Оптимизм изображает нам жизнь в виде какого-то подарка, между тем как до
очевидности ясно, что если бы раньше нам показали и дали попробовать этот
подарок, то всякий с благодарностью отказался бы от него; недаром Лессинг
удивлялся уму своего сына, который ни за что не хотел выходить на свет, был
насильно извлечен в него акушерскими щипцами и, не успев явиться, сейчас же
поспешил уйти из мира. Правда, говорят, что жизнь от одного своего конца и
до другого представляет собою не что иное, как назидательный урок; на это
всякий может ответить: "именно поэтому я и хотел бы, чтобы меня оставили в
покое самодовлеющего ничто, где я не нуждался ни в уроках, ни в чем бы то ни
было". И если к этому прибавляют, что всякий человек должен будет в свое
время дать отчет о каждом часе своей жизни, то скорее мы сами вправе
требовать, чтобы сначала нам дали отчет в том, за что нас лишили прежнего
покоя и ввергли в такое несчастное, темное, трудное и скорбное положение.
Вот куда, значит, приводят неверные принципы. Действительно, человеческое
существование никак не назовешь подарком: напротив, оно скорее представляет
собою долговое обязательство, который мы должны заплатить по условию.
Взыскание по этому обязательству предъявляется нам в виде неотложных
потребностей, мучительных желаний и бесконечной скорби, проникающих все наше
бытие. На уплату этого долга уходит обыкновенно вся наша жизнь, но и она
погашает только одни проценты. Уплата же капитала производится в момент
смерти. Но когда же заключили мы само долговое обязательство? В момент
рождения...

++++++

*Что требуется*.
Повторите дословно часть отрывка о жизни как долговом обязательстве, начиная со слов «Вот куда, значит, приводят» и заканчивая словами «заплатить по условию.» включительно. Приведенные далее данные представляют собой отдельный материал и с отрывком не связаны.

*Исходные данные*.
++++++

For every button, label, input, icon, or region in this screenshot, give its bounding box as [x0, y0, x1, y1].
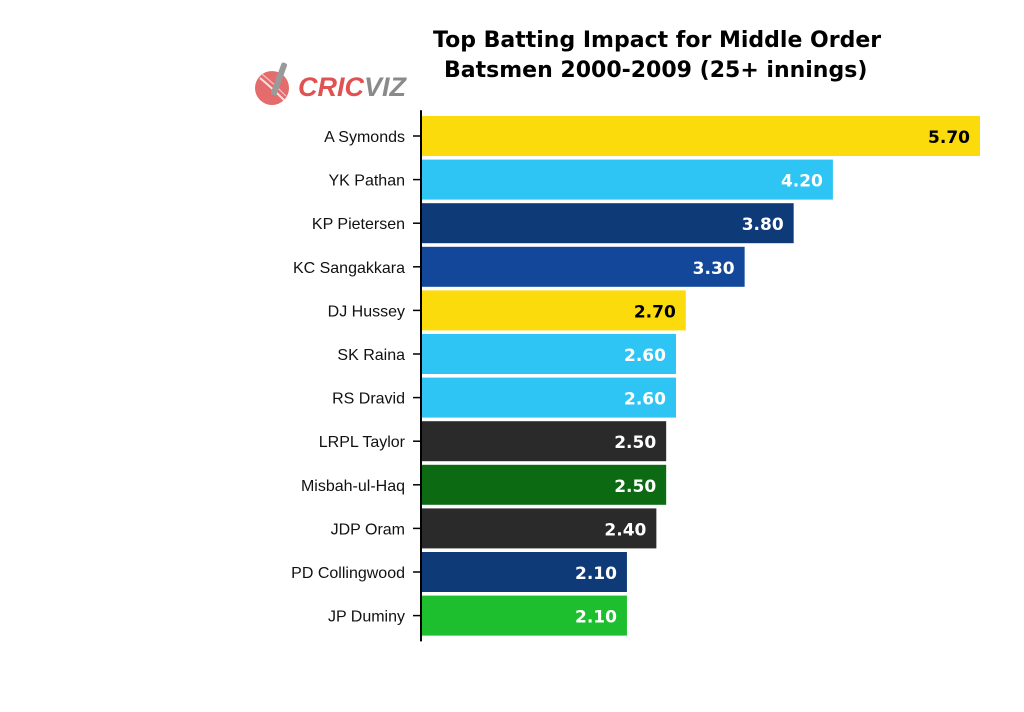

++++++

*Ответ на задание*.
Вот куда, значит, приводят неверные принципы. Действительно, человеческое
существование никак не назовешь подарком: напротив, оно скорее представляет
собою долговое обязательство, который мы должны заплатить по условию.